### Problem requirements:
In the text on billing with CCSD code H2003, what is named as one of the most common reasons for H2003 claim rejection?

:: Text provided ::

Need guidance on the diagnostic colonoscopy code? CCSD Code H2002: Diagnostic Colonoscopy Billing Guide covers the code definition, documentation requirements, and how H2002 relates to H2003 in practice.

Looking for the full CCSD code set and Bupa-specific guidance? Bupa CCSD Codes: Complete Billing Reference provides a structured overview of how Bupa applies the CCSD schedule across specialties.

Want to understand the broader procedure code landscape? Procedure Codes: CPT, HCPCS and CCSD Billing Guides covers coding systems used across UK, US, and international private healthcare settings.

Conclusion

Therapeutic colonoscopy billing in UK private practice hinges on a single point: the distinction between examining and treating. CCSD code H2003 captures the therapeutic intervention; using H2002 when a polypectomy or lesion excision was performed leaves money on the table and creates a documentation-claim mismatch that insurers will flag.

Pabau’s claims management software connects clinical documentation directly to CCSD billing workflows, helping gastroenterology and colorectal surgery practices submit accurate H2003 claims and respond to insurer queries with the operative evidence already on file. To see how Pabau supports UK private practice billing from pre-authorisation to payment, book a demo.

Reviewed against current CCSD Schedule of Procedures guidance and published UK private insurer fee schedules including Freedom Health (effective 01/05/2025) and National Friendly.

Frequently Asked Questions

What is the difference between CCSD code H2003 and H2002?

H2002 covers a diagnostic colonoscopy in which the colon is examined and standard biopsies may be taken for histological analysis. CCSD code H2003 applies when a therapeutic intervention is performed during the same procedure, specifically snare loop biopsy or excision of a lesion such as a polyp. The two codes should never appear on the same claim for the same procedure session, as H2003 is inclusive of the diagnostic element.

Can CCSD code H2003 and H2350 be billed in the same session?

In most cases, no. H2350 (Endoscopic Mucosal Resection) is a distinct, higher-complexity technique used for larger or flat lesions requiring submucosal injection and staged resection. Where EMR was the primary technique, H2350 is likely the more accurate code. The operative note must specify which technique was used, as this determines which code applies. Always confirm co-billing rules with the relevant insurer before submitting both codes on the same claim.

Do all UK private health insurers recognise CCSD code H2003?

Yes. CCSD code H2003 is part of the CCSD Schedule of Procedures, which forms the standard coding framework for UK private healthcare billing. Major insurers including Bupa, AXA Health, Vitality, Freedom Health, Allianz Care, National Friendly, and The Exeter all reference the CCSD schedule. Fee amounts and pre-authorisation requirements vary between insurers, so verify the current schedule with each insurer before invoicing.

Is pre-authorisation required for CCSD code H2003?

Pre-authorisation requirements differ by insurer and policy tier. Bupa’s Endoscopy Network, Vitality, and Freedom Health generally require prior approval for therapeutic endoscopy procedures classified at Intermediate complexity or above. Obtain the authorisation reference number before the procedure and record it in the patient file. Submitting a claim without a valid authorisation reference is one of the most common reasons for H2003 claim rejection.

What happens if a procedure begins as a diagnostic colonoscopy and becomes therapeutic mid-procedure?

If a polyp or lesion is identified and removed during a procedure initially planned as diagnostic, the correct code upgrades to CCSD code H2003. The operative note must document the intraoperative decision and the therapeutic intervention performed. The clinician should inform the billing team immediately so that the pre-authorisation status can be assessed; some insurers will retrospectively authorise the upgrade if the clinical justification is clearly documented.

:::
:: Source material ::

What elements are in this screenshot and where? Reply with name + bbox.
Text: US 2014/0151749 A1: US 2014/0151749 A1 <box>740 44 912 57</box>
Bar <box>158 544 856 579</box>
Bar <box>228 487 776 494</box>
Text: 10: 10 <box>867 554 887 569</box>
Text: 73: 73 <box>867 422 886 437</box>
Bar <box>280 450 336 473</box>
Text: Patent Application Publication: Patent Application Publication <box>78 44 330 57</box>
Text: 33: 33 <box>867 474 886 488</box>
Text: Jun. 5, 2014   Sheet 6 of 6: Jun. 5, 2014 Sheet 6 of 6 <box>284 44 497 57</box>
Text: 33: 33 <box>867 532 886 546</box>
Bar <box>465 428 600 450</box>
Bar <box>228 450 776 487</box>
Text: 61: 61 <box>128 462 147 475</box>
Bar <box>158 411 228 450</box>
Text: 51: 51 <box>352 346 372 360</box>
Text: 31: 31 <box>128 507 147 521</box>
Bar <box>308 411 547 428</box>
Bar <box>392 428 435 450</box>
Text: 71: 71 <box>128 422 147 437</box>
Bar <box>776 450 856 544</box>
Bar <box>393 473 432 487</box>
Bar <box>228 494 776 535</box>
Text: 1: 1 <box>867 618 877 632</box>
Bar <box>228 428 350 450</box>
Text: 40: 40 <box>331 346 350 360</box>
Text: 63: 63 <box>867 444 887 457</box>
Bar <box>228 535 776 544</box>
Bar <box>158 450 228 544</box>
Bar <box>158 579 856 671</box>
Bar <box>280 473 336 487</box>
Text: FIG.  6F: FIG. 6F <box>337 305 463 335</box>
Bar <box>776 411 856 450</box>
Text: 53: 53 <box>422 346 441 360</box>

:::

### Answer box:
Submitting a claim without a valid authorization reference.